- THE TASK -
Spot each line that carries the word "value"; copy those lines.

- RAW DATA -
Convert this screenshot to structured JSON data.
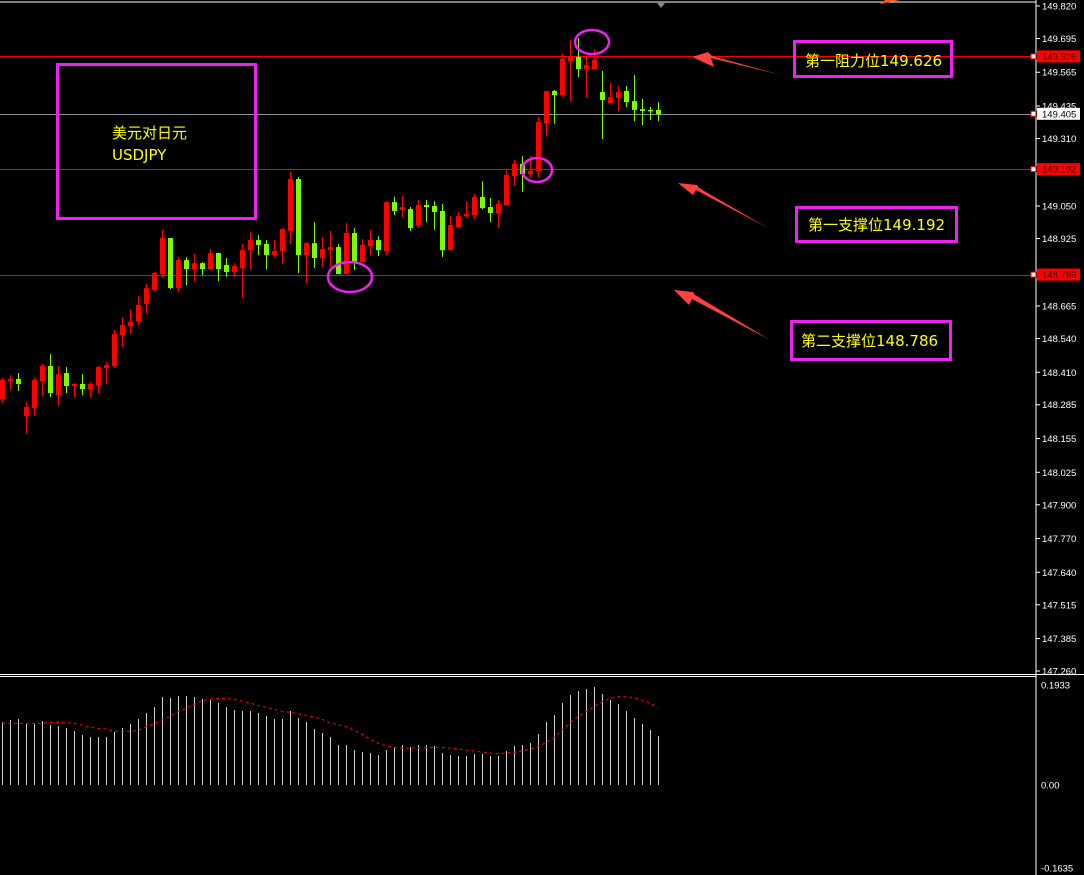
{
  "chart_data": [
    {
      "type": "candlestick",
      "symbol_note": {
        "line1": "美元对日元",
        "line2": "USDJPY"
      },
      "ylim": [
        147.26,
        149.82
      ],
      "y_ticks": [
        "149.820",
        "149.695",
        "149.565",
        "149.435",
        "149.310",
        "149.050",
        "148.925",
        "148.665",
        "148.540",
        "148.410",
        "148.285",
        "148.155",
        "148.025",
        "147.900",
        "147.770",
        "147.640",
        "147.515",
        "147.385",
        "147.260"
      ],
      "grid": false,
      "colors": {
        "up": "#ff0000",
        "down": "#7cfc00",
        "level_line": "#ff0000",
        "current_line": "#8a94a0",
        "annotation_box": "#ee22ee",
        "annotation_text": "#ffff00",
        "arrow": "#ff4040"
      },
      "current_price": {
        "label": "149.405",
        "value": 149.405
      },
      "levels": [
        {
          "value": 149.626,
          "axis_label": "149.626",
          "note": "第一阻力位149.626"
        },
        {
          "value": 149.192,
          "axis_label": "149.192",
          "note": "第一支撑位149.192"
        },
        {
          "value": 148.786,
          "axis_label": "148.786",
          "note": "第二支撑位148.786"
        }
      ],
      "ohlc_fields": [
        "open",
        "high",
        "low",
        "close"
      ],
      "candles": [
        [
          148.307,
          148.388,
          148.291,
          148.38
        ],
        [
          148.376,
          148.399,
          148.341,
          148.384
        ],
        [
          148.384,
          148.407,
          148.338,
          148.365
        ],
        [
          148.241,
          148.295,
          148.176,
          148.276
        ],
        [
          148.272,
          148.388,
          148.241,
          148.38
        ],
        [
          148.376,
          148.442,
          148.318,
          148.434
        ],
        [
          148.434,
          148.48,
          148.315,
          148.33
        ],
        [
          148.322,
          148.434,
          148.28,
          148.403
        ],
        [
          148.407,
          148.43,
          148.33,
          148.357
        ],
        [
          148.357,
          148.368,
          148.315,
          148.365
        ],
        [
          148.365,
          148.403,
          148.322,
          148.345
        ],
        [
          148.345,
          148.372,
          148.315,
          148.365
        ],
        [
          148.361,
          148.434,
          148.33,
          148.43
        ],
        [
          148.426,
          148.449,
          148.365,
          148.438
        ],
        [
          148.434,
          148.573,
          148.426,
          148.557
        ],
        [
          148.553,
          148.623,
          148.507,
          148.592
        ],
        [
          148.588,
          148.653,
          148.557,
          148.603
        ],
        [
          148.607,
          148.703,
          148.592,
          148.669
        ],
        [
          148.673,
          148.75,
          148.638,
          148.734
        ],
        [
          148.727,
          148.796,
          148.723,
          148.792
        ],
        [
          148.788,
          148.958,
          148.773,
          148.927
        ],
        [
          148.927,
          148.927,
          148.73,
          148.734
        ],
        [
          148.734,
          148.854,
          148.719,
          148.842
        ],
        [
          148.842,
          148.854,
          148.746,
          148.807
        ],
        [
          148.807,
          148.865,
          148.757,
          148.83
        ],
        [
          148.83,
          148.834,
          148.784,
          148.807
        ],
        [
          148.807,
          148.884,
          148.803,
          148.869
        ],
        [
          148.869,
          148.869,
          148.761,
          148.807
        ],
        [
          148.823,
          148.85,
          148.777,
          148.796
        ],
        [
          148.796,
          148.83,
          148.777,
          148.819
        ],
        [
          148.811,
          148.904,
          148.696,
          148.88
        ],
        [
          148.88,
          148.95,
          148.807,
          148.919
        ],
        [
          148.919,
          148.938,
          148.861,
          148.9
        ],
        [
          148.904,
          148.919,
          148.807,
          148.861
        ],
        [
          148.861,
          148.919,
          148.854,
          148.877
        ],
        [
          148.877,
          148.965,
          148.827,
          148.961
        ],
        [
          148.954,
          149.181,
          148.904,
          149.154
        ],
        [
          149.154,
          149.162,
          148.792,
          148.861
        ],
        [
          148.861,
          148.911,
          148.753,
          148.907
        ],
        [
          148.907,
          148.988,
          148.811,
          148.85
        ],
        [
          148.85,
          148.931,
          148.815,
          148.884
        ],
        [
          148.88,
          148.954,
          148.815,
          148.892
        ],
        [
          148.892,
          148.904,
          148.788,
          148.788
        ],
        [
          148.788,
          148.984,
          148.788,
          148.946
        ],
        [
          148.946,
          148.965,
          148.803,
          148.834
        ],
        [
          148.834,
          148.923,
          148.834,
          148.9
        ],
        [
          148.896,
          148.958,
          148.861,
          148.919
        ],
        [
          148.919,
          148.934,
          148.857,
          148.88
        ],
        [
          148.877,
          149.069,
          148.861,
          149.065
        ],
        [
          149.065,
          149.085,
          149.015,
          149.031
        ],
        [
          149.035,
          149.089,
          149.008,
          149.046
        ],
        [
          149.038,
          149.046,
          148.954,
          148.965
        ],
        [
          148.977,
          149.073,
          148.965,
          149.054
        ],
        [
          149.054,
          149.073,
          148.988,
          149.046
        ],
        [
          149.05,
          149.069,
          148.958,
          149.027
        ],
        [
          149.031,
          149.058,
          148.854,
          148.88
        ],
        [
          148.88,
          149.011,
          148.88,
          148.977
        ],
        [
          148.969,
          149.027,
          148.965,
          149.011
        ],
        [
          149.011,
          149.069,
          149.004,
          149.019
        ],
        [
          149.015,
          149.096,
          149.0,
          149.085
        ],
        [
          149.085,
          149.146,
          149.038,
          149.042
        ],
        [
          149.046,
          149.081,
          148.988,
          149.023
        ],
        [
          149.023,
          149.073,
          148.965,
          149.058
        ],
        [
          149.054,
          149.189,
          149.054,
          149.169
        ],
        [
          149.165,
          149.227,
          149.127,
          149.212
        ],
        [
          149.212,
          149.242,
          149.104,
          149.173
        ],
        [
          149.173,
          149.242,
          149.158,
          149.185
        ],
        [
          149.185,
          149.393,
          149.158,
          149.373
        ],
        [
          149.369,
          149.493,
          149.319,
          149.493
        ],
        [
          149.493,
          149.497,
          149.366,
          149.477
        ],
        [
          149.477,
          149.639,
          149.47,
          149.616
        ],
        [
          149.608,
          149.689,
          149.454,
          149.627
        ],
        [
          149.624,
          149.697,
          149.547,
          149.577
        ],
        [
          149.577,
          149.624,
          149.466,
          149.593
        ],
        [
          149.577,
          149.654,
          149.577,
          149.612
        ],
        [
          149.489,
          149.57,
          149.308,
          149.458
        ],
        [
          149.446,
          149.523,
          149.446,
          149.47
        ],
        [
          149.466,
          149.512,
          149.416,
          149.489
        ],
        [
          149.493,
          149.512,
          149.431,
          149.45
        ],
        [
          149.454,
          149.554,
          149.377,
          149.42
        ],
        [
          149.423,
          149.462,
          149.362,
          149.416
        ],
        [
          149.42,
          149.431,
          149.381,
          149.416
        ],
        [
          149.42,
          149.45,
          149.377,
          149.404
        ]
      ]
    },
    {
      "type": "bar",
      "ylim": [
        -0.1635,
        0.1933
      ],
      "y_ticks": [
        "0.1933",
        "0.00",
        "-0.1635"
      ],
      "colors": {
        "histogram": "#d0d0d0",
        "signal": "#ff0000"
      },
      "histogram": [
        0.1218,
        0.1256,
        0.1276,
        0.1179,
        0.1198,
        0.1237,
        0.116,
        0.114,
        0.1102,
        0.1044,
        0.0966,
        0.0928,
        0.0928,
        0.0928,
        0.1024,
        0.1102,
        0.1179,
        0.1276,
        0.1392,
        0.1508,
        0.1701,
        0.1681,
        0.172,
        0.172,
        0.1701,
        0.1662,
        0.1643,
        0.1585,
        0.1508,
        0.145,
        0.143,
        0.143,
        0.1392,
        0.1334,
        0.1276,
        0.1276,
        0.143,
        0.1295,
        0.1218,
        0.1082,
        0.1005,
        0.0928,
        0.0773,
        0.0773,
        0.0677,
        0.0638,
        0.0619,
        0.058,
        0.0677,
        0.0735,
        0.0773,
        0.0735,
        0.0773,
        0.0773,
        0.0754,
        0.0619,
        0.058,
        0.0561,
        0.0561,
        0.0599,
        0.0599,
        0.0561,
        0.0561,
        0.0657,
        0.0754,
        0.0773,
        0.0812,
        0.0986,
        0.1218,
        0.1353,
        0.1585,
        0.1739,
        0.1816,
        0.1855,
        0.1894,
        0.1759,
        0.1643,
        0.1565,
        0.143,
        0.1295,
        0.1179,
        0.1063,
        0.0947
      ],
      "signal": [
        0.1191,
        0.1191,
        0.1191,
        0.1191,
        0.1191,
        0.1191,
        0.1211,
        0.1211,
        0.1211,
        0.1191,
        0.1159,
        0.1114,
        0.1095,
        0.1082,
        0.1037,
        0.1037,
        0.1037,
        0.1056,
        0.1121,
        0.1185,
        0.1256,
        0.132,
        0.1417,
        0.1481,
        0.1558,
        0.1629,
        0.1662,
        0.1674,
        0.1674,
        0.1655,
        0.1623,
        0.1584,
        0.1539,
        0.1501,
        0.1462,
        0.1423,
        0.1404,
        0.1378,
        0.1346,
        0.1314,
        0.1269,
        0.1204,
        0.1166,
        0.1127,
        0.1063,
        0.0979,
        0.0889,
        0.0805,
        0.076,
        0.0728,
        0.0715,
        0.0715,
        0.0715,
        0.0721,
        0.0728,
        0.0728,
        0.0715,
        0.0696,
        0.0676,
        0.0657,
        0.0638,
        0.0618,
        0.0605,
        0.0618,
        0.0631,
        0.0657,
        0.0689,
        0.0747,
        0.0818,
        0.0914,
        0.1063,
        0.1204,
        0.132,
        0.1417,
        0.1513,
        0.161,
        0.1674,
        0.1707,
        0.1707,
        0.1687,
        0.1642,
        0.1584,
        0.1501
      ]
    }
  ]
}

- REPLY TO THE EXERCISE -
        "value": 149.405
          "value": 149.626,
          "value": 149.192,
          "value": 148.786,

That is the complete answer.